>>
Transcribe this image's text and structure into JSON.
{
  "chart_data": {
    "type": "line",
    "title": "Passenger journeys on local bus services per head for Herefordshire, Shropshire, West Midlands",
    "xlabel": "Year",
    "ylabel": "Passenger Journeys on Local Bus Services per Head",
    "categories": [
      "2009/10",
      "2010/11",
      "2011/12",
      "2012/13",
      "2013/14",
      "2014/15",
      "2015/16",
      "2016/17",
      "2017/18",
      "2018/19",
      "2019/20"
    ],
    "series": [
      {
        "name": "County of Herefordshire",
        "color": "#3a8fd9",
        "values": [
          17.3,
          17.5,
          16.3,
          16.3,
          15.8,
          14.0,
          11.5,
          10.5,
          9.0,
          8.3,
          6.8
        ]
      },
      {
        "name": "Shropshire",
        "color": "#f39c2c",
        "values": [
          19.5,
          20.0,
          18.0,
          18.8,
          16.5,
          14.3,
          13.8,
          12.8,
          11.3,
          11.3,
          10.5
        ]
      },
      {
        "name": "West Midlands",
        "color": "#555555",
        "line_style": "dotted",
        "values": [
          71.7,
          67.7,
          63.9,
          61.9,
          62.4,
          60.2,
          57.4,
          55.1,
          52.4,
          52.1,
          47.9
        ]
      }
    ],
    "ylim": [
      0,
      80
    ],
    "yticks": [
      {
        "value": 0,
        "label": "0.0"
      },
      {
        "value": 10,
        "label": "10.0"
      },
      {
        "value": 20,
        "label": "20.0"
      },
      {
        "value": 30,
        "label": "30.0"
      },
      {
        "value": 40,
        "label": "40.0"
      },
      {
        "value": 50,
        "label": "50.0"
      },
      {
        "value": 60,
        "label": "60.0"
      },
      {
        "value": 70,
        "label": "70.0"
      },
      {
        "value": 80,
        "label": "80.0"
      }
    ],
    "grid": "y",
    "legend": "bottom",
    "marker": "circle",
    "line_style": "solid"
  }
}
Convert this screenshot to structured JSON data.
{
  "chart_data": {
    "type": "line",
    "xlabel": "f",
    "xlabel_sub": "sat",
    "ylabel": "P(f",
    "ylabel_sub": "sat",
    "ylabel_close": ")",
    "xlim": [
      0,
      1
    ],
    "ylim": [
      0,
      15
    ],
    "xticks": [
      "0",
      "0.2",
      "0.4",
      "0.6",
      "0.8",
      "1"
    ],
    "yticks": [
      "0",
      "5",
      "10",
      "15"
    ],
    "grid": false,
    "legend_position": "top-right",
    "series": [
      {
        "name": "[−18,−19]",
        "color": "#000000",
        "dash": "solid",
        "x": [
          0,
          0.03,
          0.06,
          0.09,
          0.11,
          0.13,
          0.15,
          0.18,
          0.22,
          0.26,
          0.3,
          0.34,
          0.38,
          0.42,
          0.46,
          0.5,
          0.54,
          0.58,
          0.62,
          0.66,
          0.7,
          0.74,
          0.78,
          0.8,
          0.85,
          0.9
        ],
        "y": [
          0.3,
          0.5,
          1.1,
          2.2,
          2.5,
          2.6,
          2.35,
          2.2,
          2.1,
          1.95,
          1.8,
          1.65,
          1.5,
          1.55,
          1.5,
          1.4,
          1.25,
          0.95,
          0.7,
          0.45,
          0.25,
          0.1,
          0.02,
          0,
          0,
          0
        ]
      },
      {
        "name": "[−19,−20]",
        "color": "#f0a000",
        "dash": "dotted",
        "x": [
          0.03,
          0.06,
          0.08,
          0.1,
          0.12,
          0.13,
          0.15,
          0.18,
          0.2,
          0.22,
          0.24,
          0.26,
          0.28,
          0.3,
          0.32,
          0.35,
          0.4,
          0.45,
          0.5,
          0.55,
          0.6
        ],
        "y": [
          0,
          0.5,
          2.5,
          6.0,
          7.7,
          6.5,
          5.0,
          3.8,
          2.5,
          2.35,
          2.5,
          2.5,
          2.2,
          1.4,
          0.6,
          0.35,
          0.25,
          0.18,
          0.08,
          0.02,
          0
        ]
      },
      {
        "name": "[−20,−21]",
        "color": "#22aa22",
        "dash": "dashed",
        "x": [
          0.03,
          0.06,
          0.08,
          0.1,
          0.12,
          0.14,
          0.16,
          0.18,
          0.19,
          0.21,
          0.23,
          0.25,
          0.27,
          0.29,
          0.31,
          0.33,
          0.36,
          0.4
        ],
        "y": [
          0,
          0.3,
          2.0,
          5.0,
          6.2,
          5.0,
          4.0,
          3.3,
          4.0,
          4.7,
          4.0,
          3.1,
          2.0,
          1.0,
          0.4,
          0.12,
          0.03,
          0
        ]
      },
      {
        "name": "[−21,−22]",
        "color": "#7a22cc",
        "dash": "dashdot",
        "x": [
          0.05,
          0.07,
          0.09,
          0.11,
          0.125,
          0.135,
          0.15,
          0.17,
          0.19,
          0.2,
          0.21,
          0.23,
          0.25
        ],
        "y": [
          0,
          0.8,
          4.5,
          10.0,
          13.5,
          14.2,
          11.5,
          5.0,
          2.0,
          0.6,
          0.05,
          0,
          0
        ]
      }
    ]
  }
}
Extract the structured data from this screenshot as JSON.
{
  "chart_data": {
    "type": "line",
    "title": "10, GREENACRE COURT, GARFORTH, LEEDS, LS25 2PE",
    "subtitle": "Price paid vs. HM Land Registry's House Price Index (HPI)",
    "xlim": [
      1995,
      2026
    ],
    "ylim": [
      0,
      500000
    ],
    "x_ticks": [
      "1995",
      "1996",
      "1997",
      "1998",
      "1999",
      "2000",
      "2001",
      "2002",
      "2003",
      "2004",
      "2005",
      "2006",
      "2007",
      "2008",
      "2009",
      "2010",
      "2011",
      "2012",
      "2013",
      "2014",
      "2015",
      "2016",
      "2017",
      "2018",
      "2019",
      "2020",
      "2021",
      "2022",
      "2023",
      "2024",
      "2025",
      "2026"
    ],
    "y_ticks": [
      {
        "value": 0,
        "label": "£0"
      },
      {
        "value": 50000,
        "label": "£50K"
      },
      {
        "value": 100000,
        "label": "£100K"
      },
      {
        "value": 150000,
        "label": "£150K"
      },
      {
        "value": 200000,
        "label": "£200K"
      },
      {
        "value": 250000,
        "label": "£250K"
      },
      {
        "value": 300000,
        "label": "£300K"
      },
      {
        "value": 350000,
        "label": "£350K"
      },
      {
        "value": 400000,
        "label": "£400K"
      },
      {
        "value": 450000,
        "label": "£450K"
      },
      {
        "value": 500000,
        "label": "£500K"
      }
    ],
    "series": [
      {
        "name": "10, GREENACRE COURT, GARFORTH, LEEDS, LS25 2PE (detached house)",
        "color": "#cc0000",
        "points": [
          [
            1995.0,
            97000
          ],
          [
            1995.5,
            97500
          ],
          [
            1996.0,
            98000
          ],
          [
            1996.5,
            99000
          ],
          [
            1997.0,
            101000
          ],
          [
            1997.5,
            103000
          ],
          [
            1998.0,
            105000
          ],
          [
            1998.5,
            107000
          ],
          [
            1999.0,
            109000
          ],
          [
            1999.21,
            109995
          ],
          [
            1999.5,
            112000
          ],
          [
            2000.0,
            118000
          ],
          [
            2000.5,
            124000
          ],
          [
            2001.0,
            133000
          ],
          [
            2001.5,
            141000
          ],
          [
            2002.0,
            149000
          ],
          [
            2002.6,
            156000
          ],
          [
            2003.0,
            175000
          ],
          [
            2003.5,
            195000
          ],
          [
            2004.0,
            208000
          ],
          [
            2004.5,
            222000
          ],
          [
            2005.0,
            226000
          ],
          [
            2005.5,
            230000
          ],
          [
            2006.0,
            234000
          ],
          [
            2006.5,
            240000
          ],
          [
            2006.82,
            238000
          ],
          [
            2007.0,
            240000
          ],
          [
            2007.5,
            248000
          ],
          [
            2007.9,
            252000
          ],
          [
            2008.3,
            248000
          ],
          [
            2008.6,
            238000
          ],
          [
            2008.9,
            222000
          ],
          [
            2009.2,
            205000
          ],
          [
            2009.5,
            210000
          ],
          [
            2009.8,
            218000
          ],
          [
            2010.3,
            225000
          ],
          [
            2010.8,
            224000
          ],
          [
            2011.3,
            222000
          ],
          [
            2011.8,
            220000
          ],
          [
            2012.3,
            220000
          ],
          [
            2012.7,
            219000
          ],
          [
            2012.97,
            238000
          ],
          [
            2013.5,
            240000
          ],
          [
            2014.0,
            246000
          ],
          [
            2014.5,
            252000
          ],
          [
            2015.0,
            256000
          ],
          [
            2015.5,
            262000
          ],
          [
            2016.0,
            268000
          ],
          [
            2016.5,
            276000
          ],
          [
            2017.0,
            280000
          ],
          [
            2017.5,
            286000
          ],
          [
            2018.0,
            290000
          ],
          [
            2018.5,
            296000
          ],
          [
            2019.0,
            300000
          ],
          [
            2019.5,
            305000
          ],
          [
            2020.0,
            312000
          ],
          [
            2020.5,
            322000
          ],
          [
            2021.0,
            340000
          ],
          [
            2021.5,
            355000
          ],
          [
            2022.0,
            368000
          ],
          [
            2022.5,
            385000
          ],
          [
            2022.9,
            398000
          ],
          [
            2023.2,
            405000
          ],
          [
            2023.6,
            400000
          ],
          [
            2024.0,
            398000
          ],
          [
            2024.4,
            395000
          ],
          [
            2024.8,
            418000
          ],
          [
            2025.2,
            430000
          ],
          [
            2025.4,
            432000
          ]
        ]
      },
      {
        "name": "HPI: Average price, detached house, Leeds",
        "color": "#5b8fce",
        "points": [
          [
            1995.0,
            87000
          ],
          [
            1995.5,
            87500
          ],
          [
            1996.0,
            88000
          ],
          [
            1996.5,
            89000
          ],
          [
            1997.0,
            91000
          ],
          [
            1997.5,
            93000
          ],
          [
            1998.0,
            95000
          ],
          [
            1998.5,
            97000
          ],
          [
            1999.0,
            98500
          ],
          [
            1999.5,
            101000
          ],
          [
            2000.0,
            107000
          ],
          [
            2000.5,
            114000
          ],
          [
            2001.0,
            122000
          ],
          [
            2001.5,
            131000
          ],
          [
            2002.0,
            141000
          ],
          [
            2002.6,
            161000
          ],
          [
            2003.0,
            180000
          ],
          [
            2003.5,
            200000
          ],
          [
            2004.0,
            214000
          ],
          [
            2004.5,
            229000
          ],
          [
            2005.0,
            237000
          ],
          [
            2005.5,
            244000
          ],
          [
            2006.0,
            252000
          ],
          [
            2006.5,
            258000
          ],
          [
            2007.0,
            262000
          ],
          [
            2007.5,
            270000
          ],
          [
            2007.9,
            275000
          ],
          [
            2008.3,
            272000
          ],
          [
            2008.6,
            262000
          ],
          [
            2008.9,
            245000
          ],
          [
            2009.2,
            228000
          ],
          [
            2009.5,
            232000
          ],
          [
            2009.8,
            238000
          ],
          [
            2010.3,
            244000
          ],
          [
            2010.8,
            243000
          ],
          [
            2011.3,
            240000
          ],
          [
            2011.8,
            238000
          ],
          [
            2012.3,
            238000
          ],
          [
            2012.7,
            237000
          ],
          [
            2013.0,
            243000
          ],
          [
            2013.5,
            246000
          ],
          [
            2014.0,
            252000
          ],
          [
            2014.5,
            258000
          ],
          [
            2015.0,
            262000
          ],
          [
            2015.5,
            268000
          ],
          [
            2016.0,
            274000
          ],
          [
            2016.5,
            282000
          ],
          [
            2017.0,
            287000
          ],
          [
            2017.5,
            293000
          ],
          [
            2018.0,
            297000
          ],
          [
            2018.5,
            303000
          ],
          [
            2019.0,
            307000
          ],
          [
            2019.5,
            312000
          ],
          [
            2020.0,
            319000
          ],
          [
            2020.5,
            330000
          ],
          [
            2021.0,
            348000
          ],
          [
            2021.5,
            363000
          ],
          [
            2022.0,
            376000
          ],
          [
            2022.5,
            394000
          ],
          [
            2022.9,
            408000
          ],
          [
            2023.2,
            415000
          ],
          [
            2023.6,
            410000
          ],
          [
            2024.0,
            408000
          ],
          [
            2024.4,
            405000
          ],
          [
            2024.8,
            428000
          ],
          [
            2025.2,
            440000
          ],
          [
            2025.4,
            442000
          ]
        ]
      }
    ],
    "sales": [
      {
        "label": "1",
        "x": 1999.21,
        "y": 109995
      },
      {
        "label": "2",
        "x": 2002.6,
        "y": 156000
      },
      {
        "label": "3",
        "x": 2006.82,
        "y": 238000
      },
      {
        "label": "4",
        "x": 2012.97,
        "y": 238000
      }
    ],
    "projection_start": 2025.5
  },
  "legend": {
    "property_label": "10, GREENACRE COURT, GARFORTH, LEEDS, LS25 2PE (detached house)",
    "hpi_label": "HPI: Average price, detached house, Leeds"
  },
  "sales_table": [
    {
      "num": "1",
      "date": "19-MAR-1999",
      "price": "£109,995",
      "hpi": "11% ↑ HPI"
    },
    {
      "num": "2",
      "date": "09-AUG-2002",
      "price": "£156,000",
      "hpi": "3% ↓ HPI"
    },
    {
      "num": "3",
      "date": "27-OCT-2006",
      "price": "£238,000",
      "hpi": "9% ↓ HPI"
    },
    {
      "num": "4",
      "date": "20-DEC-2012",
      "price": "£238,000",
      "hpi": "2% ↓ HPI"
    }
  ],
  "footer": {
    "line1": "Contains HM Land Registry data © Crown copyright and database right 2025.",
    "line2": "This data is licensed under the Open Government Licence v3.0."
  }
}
<<
- _Stated exercise_:
Check all the records above and select each line where the string "right" is found.

- _The response_:
    "legend_position": "top-right",
    "line1": "Contains HM Land Registry data © Crown copyright and database right 2025.",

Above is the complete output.